Without the images, output each record below as it stands.

******************************

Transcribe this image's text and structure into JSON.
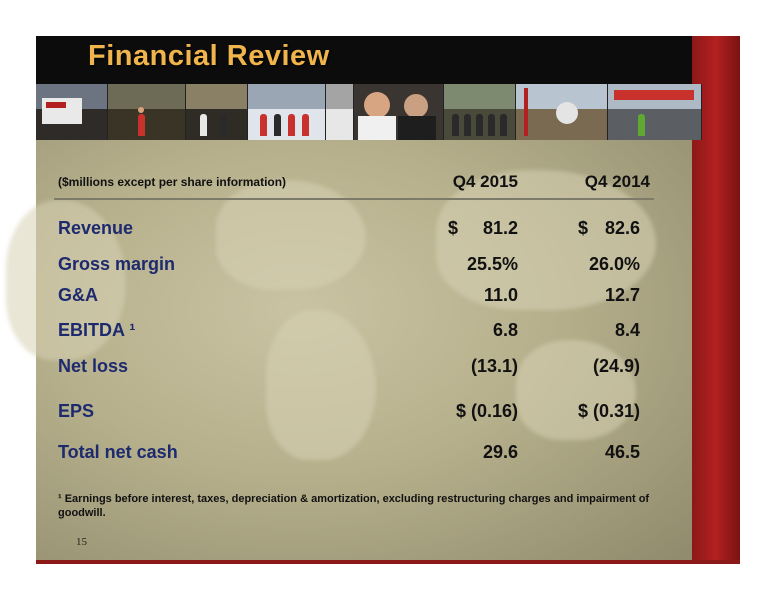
{
  "slide": {
    "title": "Financial Review",
    "page_number": "15"
  },
  "photos": [
    "truck-photo",
    "workers-photo",
    "crew-photo",
    "workers-photo",
    "crew-photo",
    "people-photo",
    "crew-photo",
    "rig-photo",
    "crew-photo"
  ],
  "table": {
    "note": "($millions except per share information)",
    "columns": [
      "Q4 2015",
      "Q4 2014"
    ],
    "rows": [
      {
        "label": "Revenue",
        "q4_2015": "81.2",
        "q4_2014": "82.6",
        "dollar": "$"
      },
      {
        "label": "Gross margin",
        "q4_2015": "25.5%",
        "q4_2014": "26.0%"
      },
      {
        "label": "G&A",
        "q4_2015": "11.0",
        "q4_2014": "12.7"
      },
      {
        "label": "EBITDA ¹",
        "q4_2015": "6.8",
        "q4_2014": "8.4"
      },
      {
        "label": "Net loss",
        "q4_2015": "(13.1)",
        "q4_2014": "(24.9)"
      },
      {
        "label": "EPS",
        "q4_2015": "$ (0.16)",
        "q4_2014": "$ (0.31)"
      },
      {
        "label": "Total net cash",
        "q4_2015": "29.6",
        "q4_2014": "46.5"
      }
    ]
  },
  "footnote": "¹ Earnings before interest, taxes, depreciation & amortization, excluding restructuring charges and impairment of goodwill.",
  "colors": {
    "title": "#f0b44c",
    "label": "#1e2a6e",
    "accent_red": "#b32020"
  }
}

******************************

• TASK SOLUTION:
Transcribe this image's text and structure into JSON.
{
  "slide": {
    "title": "Financial Review",
    "page_number": "15"
  },
  "photos": [
    "truck-photo",
    "workers-photo",
    "crew-photo",
    "workers-photo",
    "crew-photo",
    "people-photo",
    "crew-photo",
    "rig-photo",
    "crew-photo"
  ],
  "table": {
    "note": "($millions except per share information)",
    "columns": [
      "Q4 2015",
      "Q4 2014"
    ],
    "rows": [
      {
        "label": "Revenue",
        "q4_2015": "81.2",
        "q4_2014": "82.6",
        "dollar": "$"
      },
      {
        "label": "Gross margin",
        "q4_2015": "25.5%",
        "q4_2014": "26.0%"
      },
      {
        "label": "G&A",
        "q4_2015": "11.0",
        "q4_2014": "12.7"
      },
      {
        "label": "EBITDA ¹",
        "q4_2015": "6.8",
        "q4_2014": "8.4"
      },
      {
        "label": "Net loss",
        "q4_2015": "(13.1)",
        "q4_2014": "(24.9)"
      },
      {
        "label": "EPS",
        "q4_2015": "$ (0.16)",
        "q4_2014": "$ (0.31)"
      },
      {
        "label": "Total net cash",
        "q4_2015": "29.6",
        "q4_2014": "46.5"
      }
    ]
  },
  "footnote": "¹ Earnings before interest, taxes, depreciation & amortization, excluding restructuring charges and impairment of goodwill.",
  "colors": {
    "title": "#f0b44c",
    "label": "#1e2a6e",
    "accent_red": "#b32020"
  }
}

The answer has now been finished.